**DESCRIPTION OF THE TASK:** Copy every line of the listing that holds the string "title".
***** DATASET *****
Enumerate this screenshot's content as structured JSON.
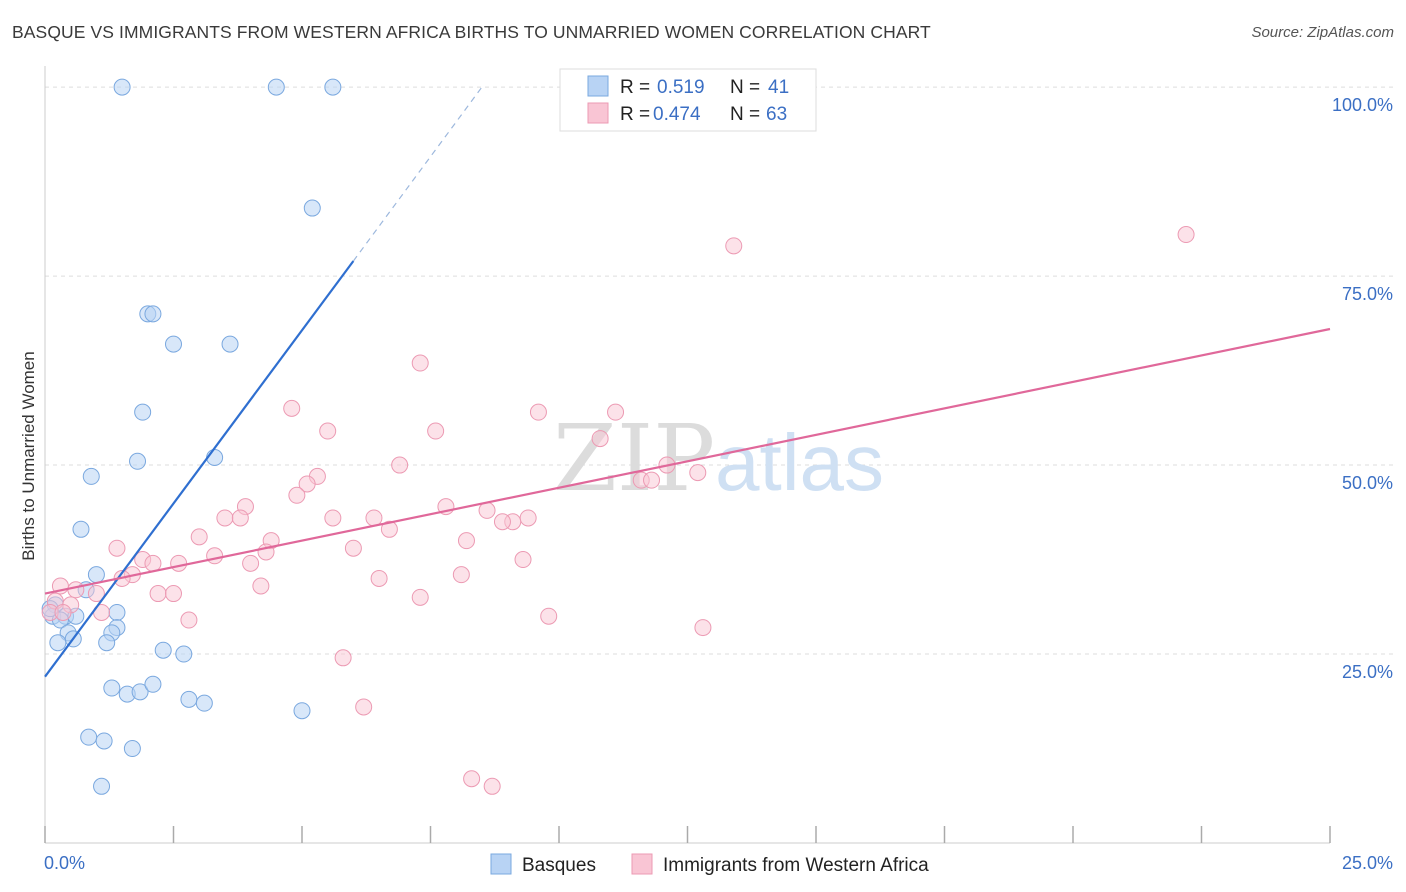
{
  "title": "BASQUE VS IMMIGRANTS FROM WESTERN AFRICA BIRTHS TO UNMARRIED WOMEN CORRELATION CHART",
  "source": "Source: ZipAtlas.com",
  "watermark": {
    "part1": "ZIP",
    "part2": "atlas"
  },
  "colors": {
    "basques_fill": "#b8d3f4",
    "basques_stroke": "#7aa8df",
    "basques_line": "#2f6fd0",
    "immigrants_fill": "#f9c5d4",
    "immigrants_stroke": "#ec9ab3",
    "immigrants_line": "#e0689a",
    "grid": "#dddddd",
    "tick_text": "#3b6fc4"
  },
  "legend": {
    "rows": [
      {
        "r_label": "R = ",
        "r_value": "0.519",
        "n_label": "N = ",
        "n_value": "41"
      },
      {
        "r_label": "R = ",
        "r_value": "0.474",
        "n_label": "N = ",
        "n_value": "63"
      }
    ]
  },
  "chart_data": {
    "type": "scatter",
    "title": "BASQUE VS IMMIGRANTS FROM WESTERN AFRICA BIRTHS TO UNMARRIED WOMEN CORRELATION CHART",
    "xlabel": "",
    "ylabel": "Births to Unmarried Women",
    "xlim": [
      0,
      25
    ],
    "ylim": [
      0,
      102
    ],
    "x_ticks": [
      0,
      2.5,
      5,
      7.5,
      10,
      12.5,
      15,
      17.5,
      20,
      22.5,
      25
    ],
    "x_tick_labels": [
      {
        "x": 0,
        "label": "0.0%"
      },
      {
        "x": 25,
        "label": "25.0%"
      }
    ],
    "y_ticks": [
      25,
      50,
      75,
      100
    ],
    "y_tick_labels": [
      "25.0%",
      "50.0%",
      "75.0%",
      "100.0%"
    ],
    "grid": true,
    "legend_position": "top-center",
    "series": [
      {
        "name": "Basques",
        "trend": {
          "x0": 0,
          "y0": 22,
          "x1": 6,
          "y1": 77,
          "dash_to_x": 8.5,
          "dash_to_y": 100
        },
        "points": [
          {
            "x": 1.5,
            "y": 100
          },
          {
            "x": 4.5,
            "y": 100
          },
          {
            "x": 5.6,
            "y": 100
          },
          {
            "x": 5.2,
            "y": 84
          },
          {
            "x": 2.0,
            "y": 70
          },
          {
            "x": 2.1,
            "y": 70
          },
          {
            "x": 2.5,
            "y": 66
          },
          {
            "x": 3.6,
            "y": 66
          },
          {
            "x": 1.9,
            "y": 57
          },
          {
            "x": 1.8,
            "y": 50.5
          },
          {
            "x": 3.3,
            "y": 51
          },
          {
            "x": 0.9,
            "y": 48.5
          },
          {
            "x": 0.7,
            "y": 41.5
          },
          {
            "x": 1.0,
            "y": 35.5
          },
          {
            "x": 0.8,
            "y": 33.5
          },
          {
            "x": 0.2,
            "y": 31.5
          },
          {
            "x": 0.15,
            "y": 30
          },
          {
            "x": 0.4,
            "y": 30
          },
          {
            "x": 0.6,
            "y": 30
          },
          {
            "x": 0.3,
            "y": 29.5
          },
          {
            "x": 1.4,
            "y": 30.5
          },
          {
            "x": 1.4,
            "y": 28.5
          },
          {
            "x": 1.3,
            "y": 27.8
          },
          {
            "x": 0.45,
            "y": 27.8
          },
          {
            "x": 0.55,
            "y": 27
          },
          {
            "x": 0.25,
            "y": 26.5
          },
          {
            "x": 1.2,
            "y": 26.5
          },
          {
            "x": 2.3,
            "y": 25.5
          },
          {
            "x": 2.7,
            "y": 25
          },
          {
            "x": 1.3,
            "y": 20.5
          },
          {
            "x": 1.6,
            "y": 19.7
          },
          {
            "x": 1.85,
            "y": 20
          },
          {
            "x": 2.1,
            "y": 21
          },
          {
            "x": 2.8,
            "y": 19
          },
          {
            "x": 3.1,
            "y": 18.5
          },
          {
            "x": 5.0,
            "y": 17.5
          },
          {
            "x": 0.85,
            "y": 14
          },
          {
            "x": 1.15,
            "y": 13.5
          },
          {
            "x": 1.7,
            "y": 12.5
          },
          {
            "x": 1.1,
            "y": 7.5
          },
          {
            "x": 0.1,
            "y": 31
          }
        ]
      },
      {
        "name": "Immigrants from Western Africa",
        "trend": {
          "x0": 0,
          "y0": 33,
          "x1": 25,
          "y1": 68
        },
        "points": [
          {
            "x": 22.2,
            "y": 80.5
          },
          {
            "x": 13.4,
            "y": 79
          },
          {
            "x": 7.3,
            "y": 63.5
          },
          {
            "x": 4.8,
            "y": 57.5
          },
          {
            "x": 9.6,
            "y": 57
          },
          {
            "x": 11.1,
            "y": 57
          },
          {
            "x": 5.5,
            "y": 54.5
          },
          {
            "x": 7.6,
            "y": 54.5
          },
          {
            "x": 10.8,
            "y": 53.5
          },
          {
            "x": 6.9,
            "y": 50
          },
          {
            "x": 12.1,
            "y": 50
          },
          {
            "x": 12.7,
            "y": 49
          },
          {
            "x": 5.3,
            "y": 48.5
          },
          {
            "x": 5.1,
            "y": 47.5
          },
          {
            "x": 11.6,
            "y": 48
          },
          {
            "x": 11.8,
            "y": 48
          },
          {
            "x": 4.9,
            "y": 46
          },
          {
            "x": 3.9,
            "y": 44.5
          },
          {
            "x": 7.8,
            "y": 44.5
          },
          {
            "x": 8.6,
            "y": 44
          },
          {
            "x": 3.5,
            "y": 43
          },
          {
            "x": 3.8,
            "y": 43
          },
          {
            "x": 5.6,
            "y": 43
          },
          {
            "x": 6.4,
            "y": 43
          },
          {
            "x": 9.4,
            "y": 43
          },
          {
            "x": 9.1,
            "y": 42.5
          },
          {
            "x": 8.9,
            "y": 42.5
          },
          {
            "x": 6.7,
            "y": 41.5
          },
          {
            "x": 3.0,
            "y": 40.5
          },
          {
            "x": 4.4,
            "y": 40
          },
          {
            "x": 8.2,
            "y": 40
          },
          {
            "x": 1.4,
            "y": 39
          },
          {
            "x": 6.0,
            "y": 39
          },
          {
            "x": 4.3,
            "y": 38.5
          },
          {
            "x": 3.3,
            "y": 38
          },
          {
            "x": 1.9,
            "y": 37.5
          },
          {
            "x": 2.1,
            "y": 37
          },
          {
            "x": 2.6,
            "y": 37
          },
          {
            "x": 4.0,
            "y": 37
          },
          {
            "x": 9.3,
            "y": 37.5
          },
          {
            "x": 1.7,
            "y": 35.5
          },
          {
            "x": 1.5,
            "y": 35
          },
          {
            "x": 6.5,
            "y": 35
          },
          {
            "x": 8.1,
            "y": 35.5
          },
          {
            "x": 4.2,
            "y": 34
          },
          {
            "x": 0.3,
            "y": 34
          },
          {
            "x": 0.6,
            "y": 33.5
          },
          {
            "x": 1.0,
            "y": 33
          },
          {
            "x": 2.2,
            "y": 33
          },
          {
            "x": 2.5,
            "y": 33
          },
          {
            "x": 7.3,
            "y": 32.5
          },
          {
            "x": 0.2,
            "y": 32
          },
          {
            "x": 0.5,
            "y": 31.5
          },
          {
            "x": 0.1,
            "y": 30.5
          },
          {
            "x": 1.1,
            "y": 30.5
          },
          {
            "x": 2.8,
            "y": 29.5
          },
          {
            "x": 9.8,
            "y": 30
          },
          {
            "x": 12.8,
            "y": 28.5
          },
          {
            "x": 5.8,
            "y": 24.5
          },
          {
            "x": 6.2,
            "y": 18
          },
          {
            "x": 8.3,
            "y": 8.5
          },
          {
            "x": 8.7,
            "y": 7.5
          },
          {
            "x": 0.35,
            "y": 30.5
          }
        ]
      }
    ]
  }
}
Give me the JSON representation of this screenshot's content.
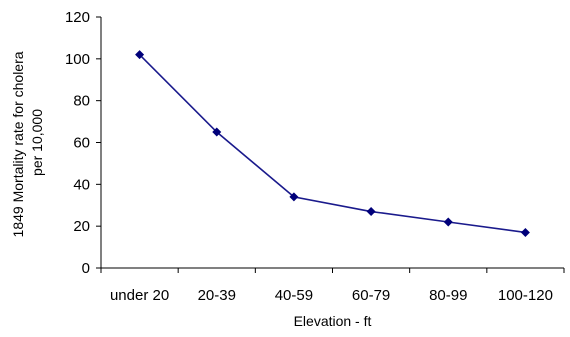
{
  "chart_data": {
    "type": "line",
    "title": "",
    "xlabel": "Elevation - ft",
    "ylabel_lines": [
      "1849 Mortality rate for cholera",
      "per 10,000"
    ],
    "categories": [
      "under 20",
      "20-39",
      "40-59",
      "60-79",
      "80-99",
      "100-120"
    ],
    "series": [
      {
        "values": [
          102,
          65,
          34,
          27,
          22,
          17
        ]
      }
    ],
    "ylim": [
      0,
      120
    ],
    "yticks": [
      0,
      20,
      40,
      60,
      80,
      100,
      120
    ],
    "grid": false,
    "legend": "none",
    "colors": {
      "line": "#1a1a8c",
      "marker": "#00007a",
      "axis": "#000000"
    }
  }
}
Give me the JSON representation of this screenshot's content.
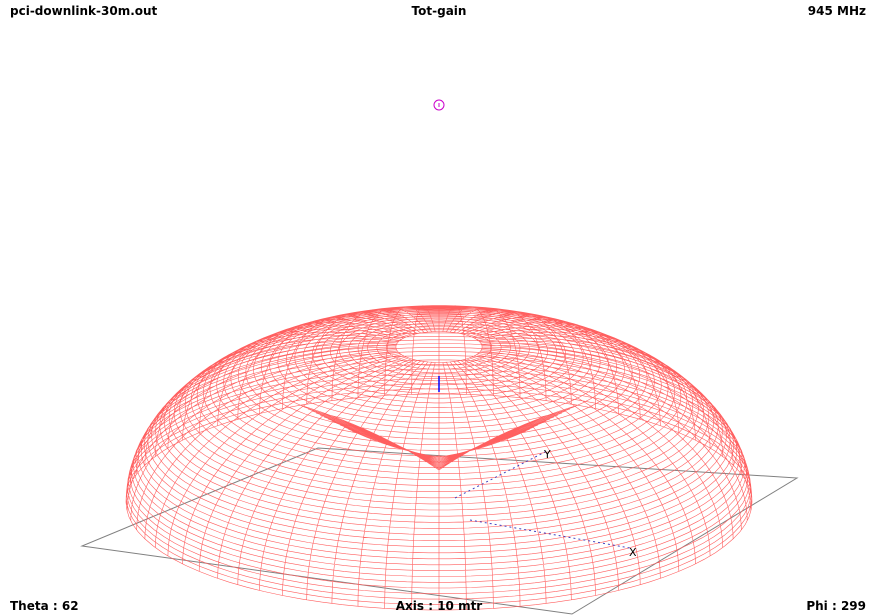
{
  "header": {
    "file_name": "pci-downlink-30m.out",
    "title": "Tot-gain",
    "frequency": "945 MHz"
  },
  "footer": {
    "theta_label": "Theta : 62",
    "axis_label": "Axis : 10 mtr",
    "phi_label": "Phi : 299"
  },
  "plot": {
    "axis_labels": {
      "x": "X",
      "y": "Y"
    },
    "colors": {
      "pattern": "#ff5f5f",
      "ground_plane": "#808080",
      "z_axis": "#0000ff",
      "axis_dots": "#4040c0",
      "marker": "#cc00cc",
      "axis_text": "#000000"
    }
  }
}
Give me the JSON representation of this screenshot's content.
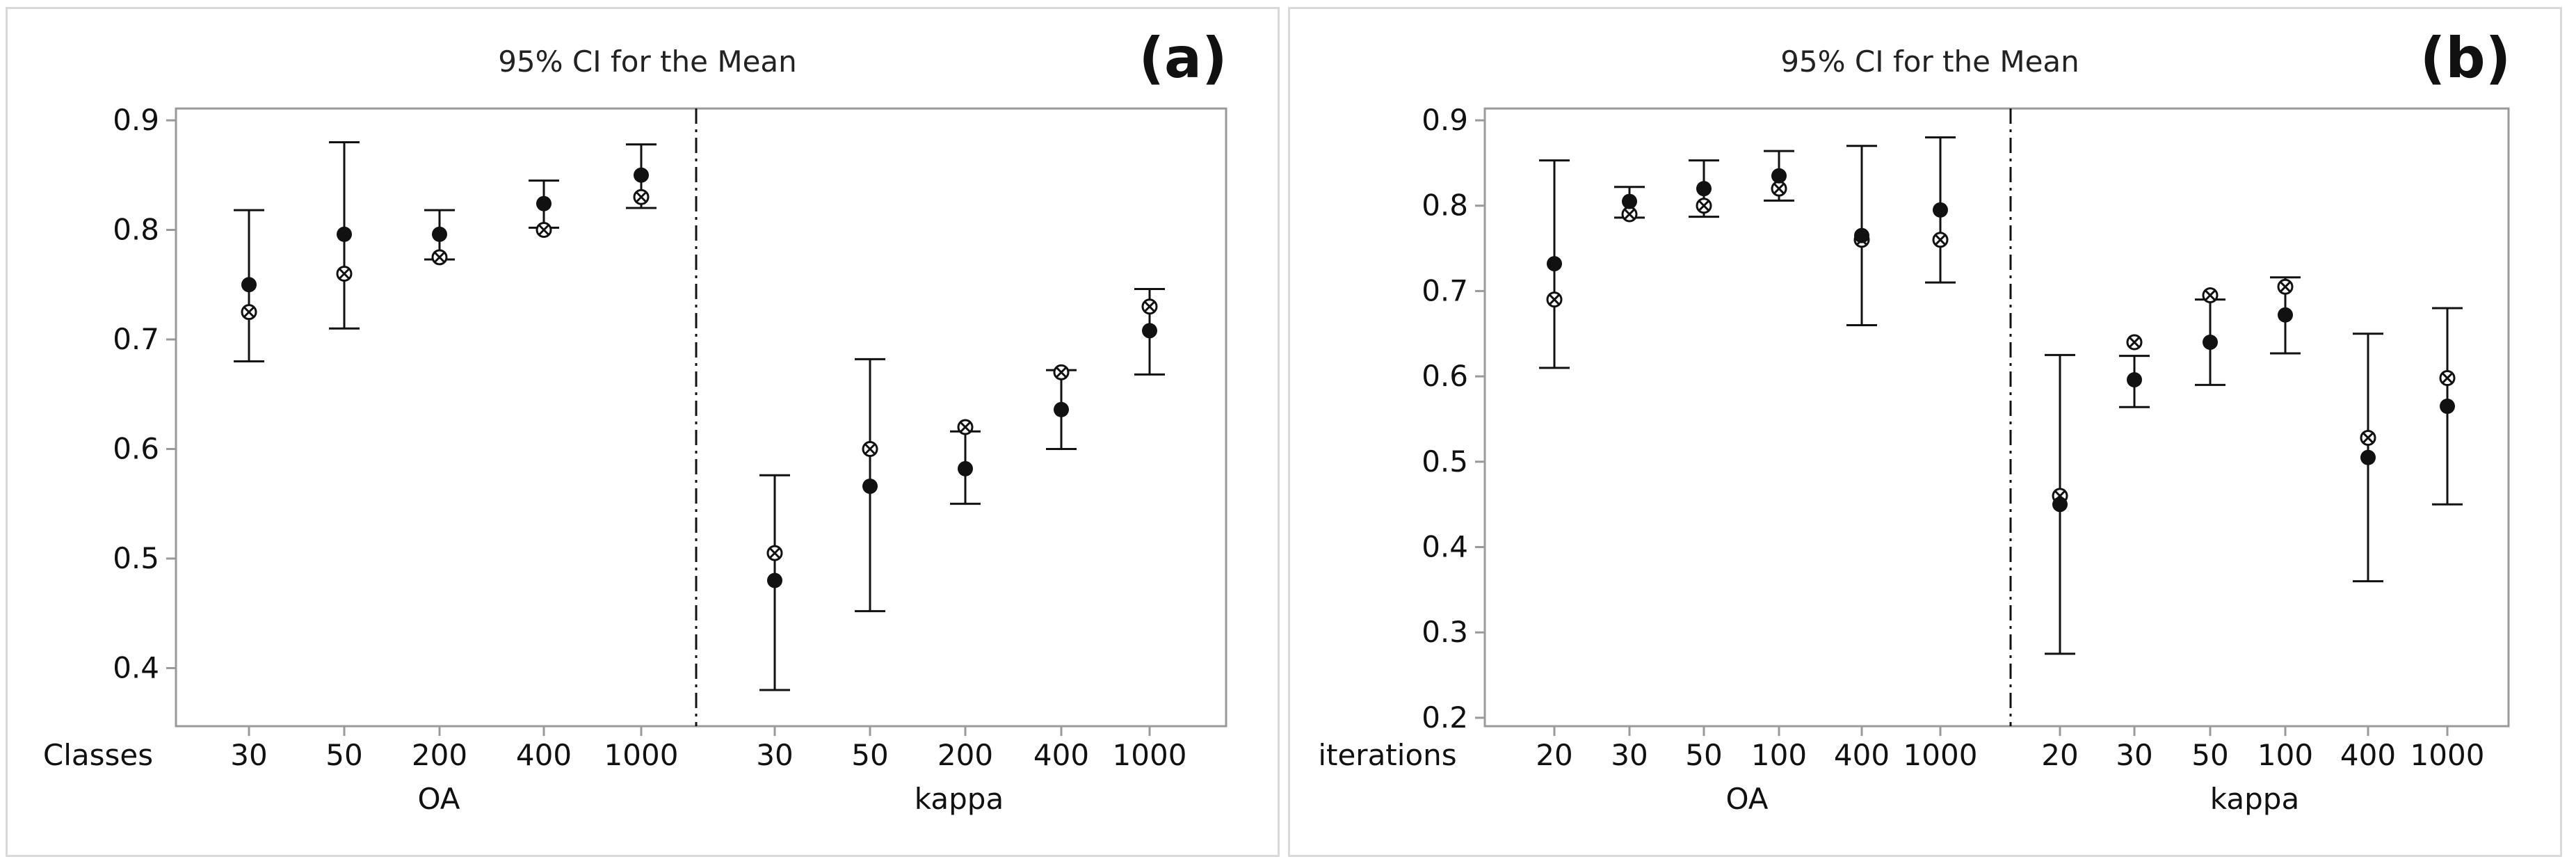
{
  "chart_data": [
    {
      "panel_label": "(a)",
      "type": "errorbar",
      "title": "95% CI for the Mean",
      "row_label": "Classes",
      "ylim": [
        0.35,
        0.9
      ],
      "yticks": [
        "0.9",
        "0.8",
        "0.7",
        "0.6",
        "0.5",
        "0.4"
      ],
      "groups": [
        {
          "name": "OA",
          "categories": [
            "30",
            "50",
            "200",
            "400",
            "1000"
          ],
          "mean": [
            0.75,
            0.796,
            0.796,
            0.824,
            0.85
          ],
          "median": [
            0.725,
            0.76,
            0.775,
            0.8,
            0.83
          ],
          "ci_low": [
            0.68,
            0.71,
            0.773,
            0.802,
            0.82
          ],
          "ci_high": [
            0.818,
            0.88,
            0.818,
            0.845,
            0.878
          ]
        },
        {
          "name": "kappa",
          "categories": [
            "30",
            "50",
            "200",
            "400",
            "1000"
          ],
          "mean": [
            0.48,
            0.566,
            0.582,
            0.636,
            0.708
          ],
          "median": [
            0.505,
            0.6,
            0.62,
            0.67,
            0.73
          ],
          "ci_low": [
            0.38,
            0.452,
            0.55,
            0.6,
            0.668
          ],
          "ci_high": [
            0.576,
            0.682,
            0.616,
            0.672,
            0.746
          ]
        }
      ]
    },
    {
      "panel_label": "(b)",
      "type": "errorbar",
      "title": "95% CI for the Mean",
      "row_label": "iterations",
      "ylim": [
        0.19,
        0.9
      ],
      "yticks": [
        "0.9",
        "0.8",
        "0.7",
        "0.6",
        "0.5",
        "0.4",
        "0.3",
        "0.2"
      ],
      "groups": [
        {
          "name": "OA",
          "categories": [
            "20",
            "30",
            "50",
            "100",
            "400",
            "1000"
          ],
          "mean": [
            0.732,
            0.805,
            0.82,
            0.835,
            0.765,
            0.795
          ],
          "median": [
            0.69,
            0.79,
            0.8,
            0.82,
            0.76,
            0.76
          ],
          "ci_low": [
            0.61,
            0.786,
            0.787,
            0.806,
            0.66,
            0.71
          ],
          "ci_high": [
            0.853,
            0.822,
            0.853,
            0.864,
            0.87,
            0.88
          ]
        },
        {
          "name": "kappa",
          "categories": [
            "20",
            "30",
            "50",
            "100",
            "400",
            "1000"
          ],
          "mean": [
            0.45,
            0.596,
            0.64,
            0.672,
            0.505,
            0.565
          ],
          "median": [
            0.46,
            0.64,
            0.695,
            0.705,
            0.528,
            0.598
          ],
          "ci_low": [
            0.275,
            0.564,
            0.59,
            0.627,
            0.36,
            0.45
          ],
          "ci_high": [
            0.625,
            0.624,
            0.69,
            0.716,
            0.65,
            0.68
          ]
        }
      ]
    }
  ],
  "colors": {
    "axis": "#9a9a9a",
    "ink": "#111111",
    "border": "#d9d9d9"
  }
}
*****
**TASK RESPONSE:**
  "title": "BASQUE VS IMMIGRANTS FROM WESTERN AFRICA BIRTHS TO UNMARRIED WOMEN CORRELATION CHART",
    "title": "BASQUE VS IMMIGRANTS FROM WESTERN AFRICA BIRTHS TO UNMARRIED WOMEN CORRELATION CHART",
    "title": "",
    "title": "Tot-gain",
      "title": "95% CI for the Mean",
      "title": "95% CI for the Mean",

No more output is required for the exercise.